-- start RECORDS FOR THE EXERCISE --

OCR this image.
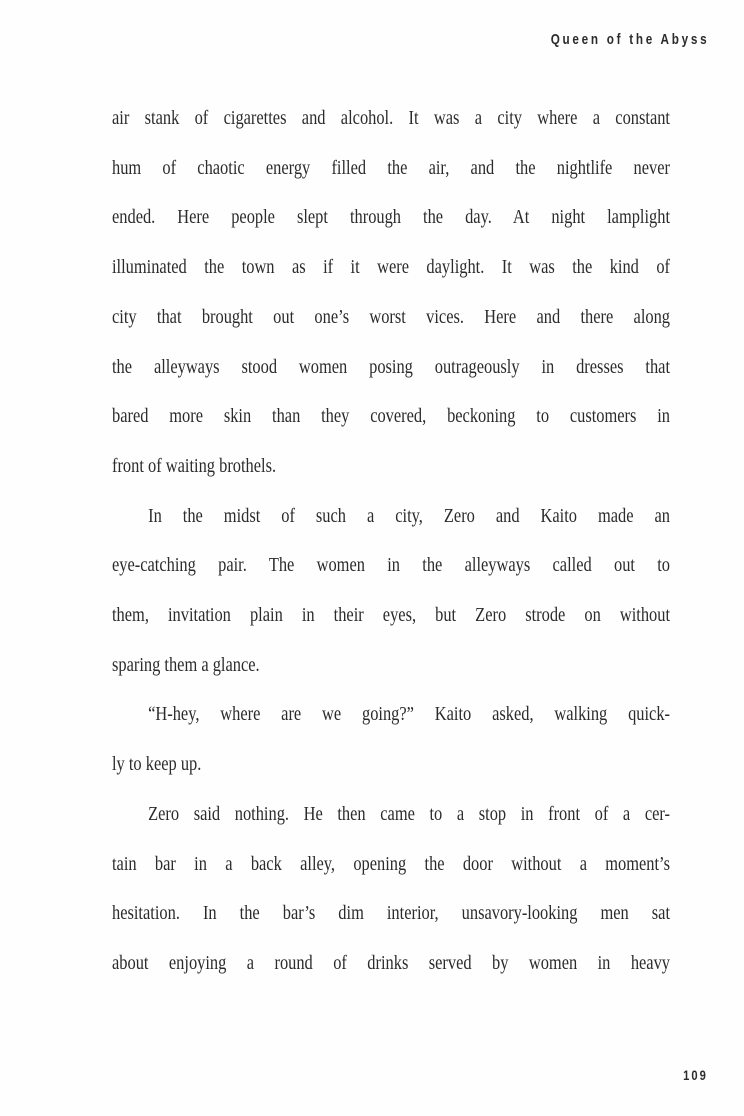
Queen of the Abyss
air stank of cigarettes and alcohol. It was a city where a constant
hum of chaotic energy filled the air, and the nightlife never
ended. Here people slept through the day. At night lamplight
illuminated the town as if it were daylight. It was the kind of
city that brought out one’s worst vices. Here and there along
the alleyways stood women posing outrageously in dresses that
bared more skin than they covered, beckoning to customers in
front of waiting brothels.
In the midst of such a city, Zero and Kaito made an
eye-catching pair. The women in the alleyways called out to
them, invitation plain in their eyes, but Zero strode on without
sparing them a glance.
“H-hey, where are we going?” Kaito asked, walking quick-
ly to keep up.
Zero said nothing. He then came to a stop in front of a cer-
tain bar in a back alley, opening the door without a moment’s
hesitation. In the bar’s dim interior, unsavory-looking men sat
about enjoying a round of drinks served by women in heavy
109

-- end RECORDS FOR THE EXERCISE --

WHAT THE EXERCISE ASKS ::
In your copy, leave out the pictures and reproduce the material above exactly.

FINISHED TASK ::
OCR this image.
Queen of the Abyss
air stank of cigarettes and alcohol. It was a city where a constant
hum of chaotic energy filled the air, and the nightlife never
ended. Here people slept through the day. At night lamplight
illuminated the town as if it were daylight. It was the kind of
city that brought out one’s worst vices. Here and there along
the alleyways stood women posing outrageously in dresses that
bared more skin than they covered, beckoning to customers in
front of waiting brothels.
In the midst of such a city, Zero and Kaito made an
eye-catching pair. The women in the alleyways called out to
them, invitation plain in their eyes, but Zero strode on without
sparing them a glance.
“H-hey, where are we going?” Kaito asked, walking quick-
ly to keep up.
Zero said nothing. He then came to a stop in front of a cer-
tain bar in a back alley, opening the door without a moment’s
hesitation. In the bar’s dim interior, unsavory-looking men sat
about enjoying a round of drinks served by women in heavy
109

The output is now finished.